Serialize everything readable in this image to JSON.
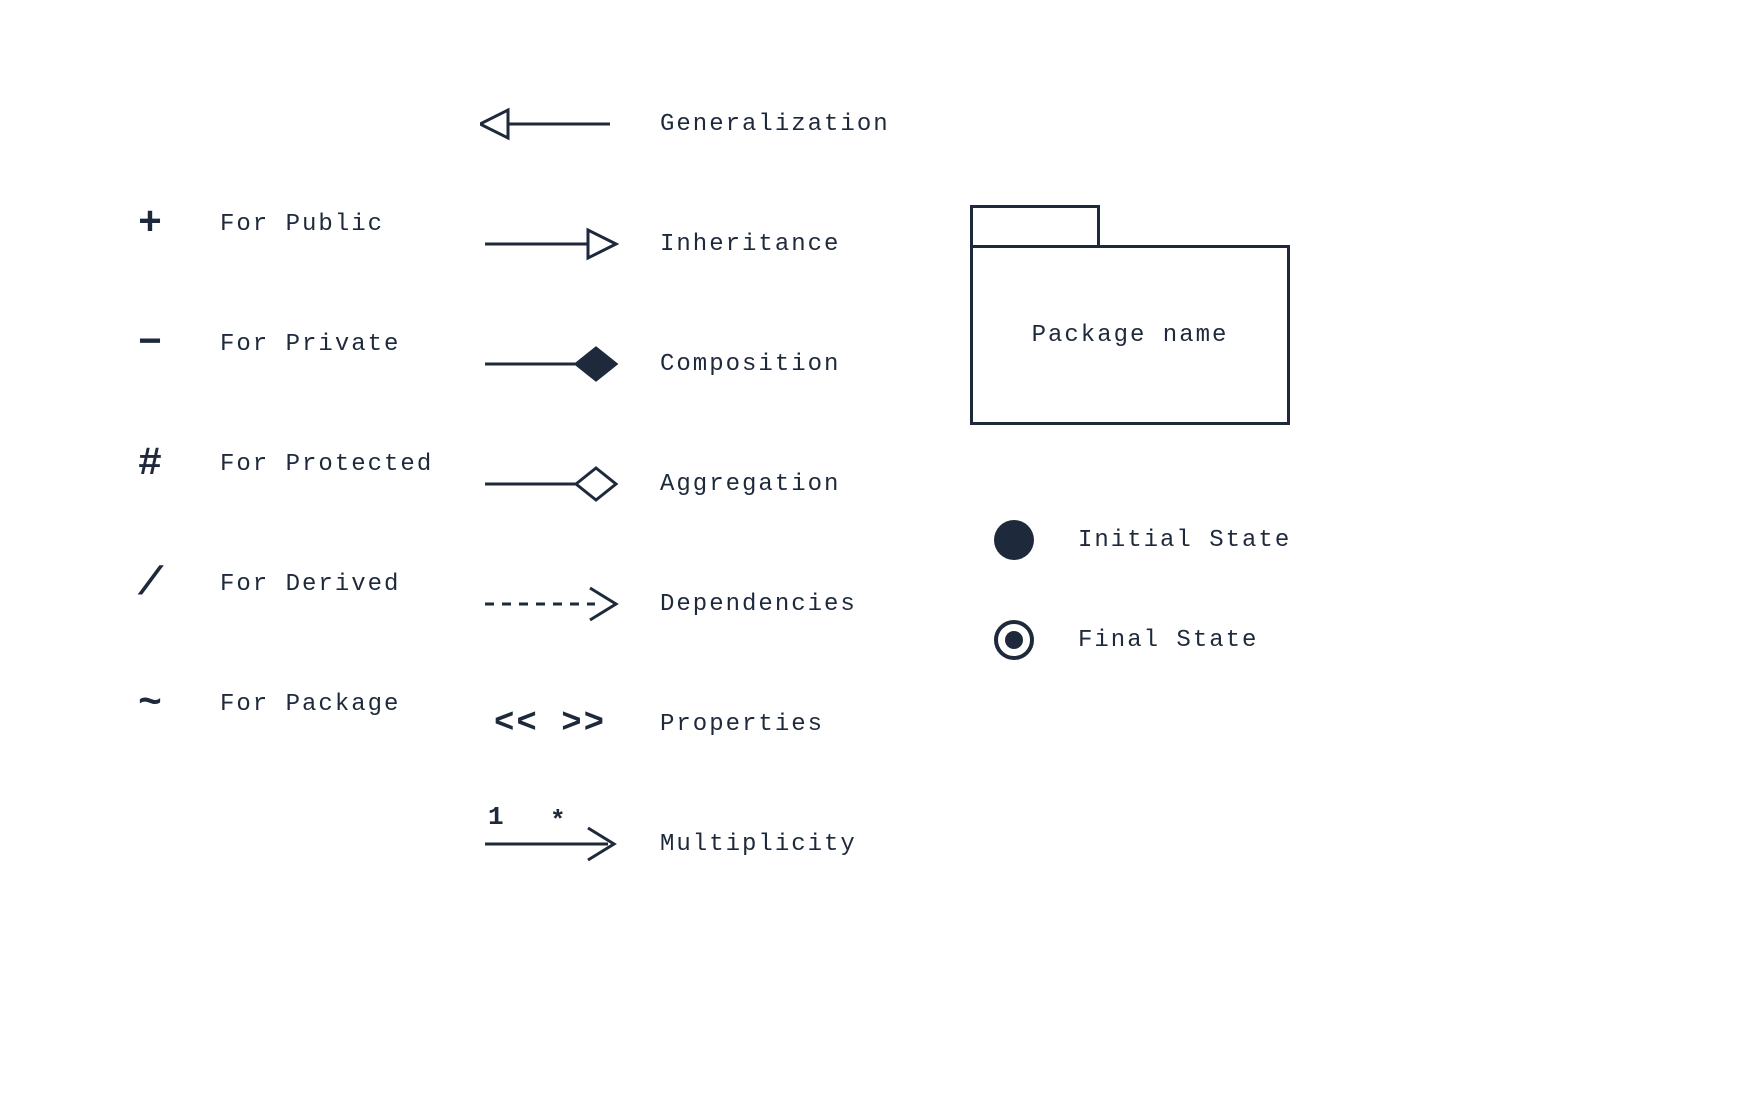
{
  "visibility": {
    "public": {
      "symbol": "+",
      "label": "For Public"
    },
    "private": {
      "symbol": "−",
      "label": "For Private"
    },
    "protected": {
      "symbol": "#",
      "label": "For Protected"
    },
    "derived": {
      "symbol": "/",
      "label": "For Derived"
    },
    "package": {
      "symbol": "~",
      "label": "For Package"
    }
  },
  "relations": {
    "generalization": {
      "label": "Generalization"
    },
    "inheritance": {
      "label": "Inheritance"
    },
    "composition": {
      "label": "Composition"
    },
    "aggregation": {
      "label": "Aggregation"
    },
    "dependencies": {
      "label": "Dependencies"
    },
    "properties": {
      "label": "Properties",
      "glyph": "<< >>"
    },
    "multiplicity": {
      "label": "Multiplicity",
      "left": "1",
      "right": "*"
    }
  },
  "package": {
    "label": "Package name"
  },
  "states": {
    "initial": {
      "label": "Initial State"
    },
    "final": {
      "label": "Final State"
    }
  },
  "colors": {
    "ink": "#1e2a3b"
  }
}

+ + + +

→ Written request
Show each line of the data that contains the string "symbol".

→ Task output
      "symbol": "+",
      "symbol": "−",
      "symbol": "#",
      "symbol": "/",
      "symbol": "~",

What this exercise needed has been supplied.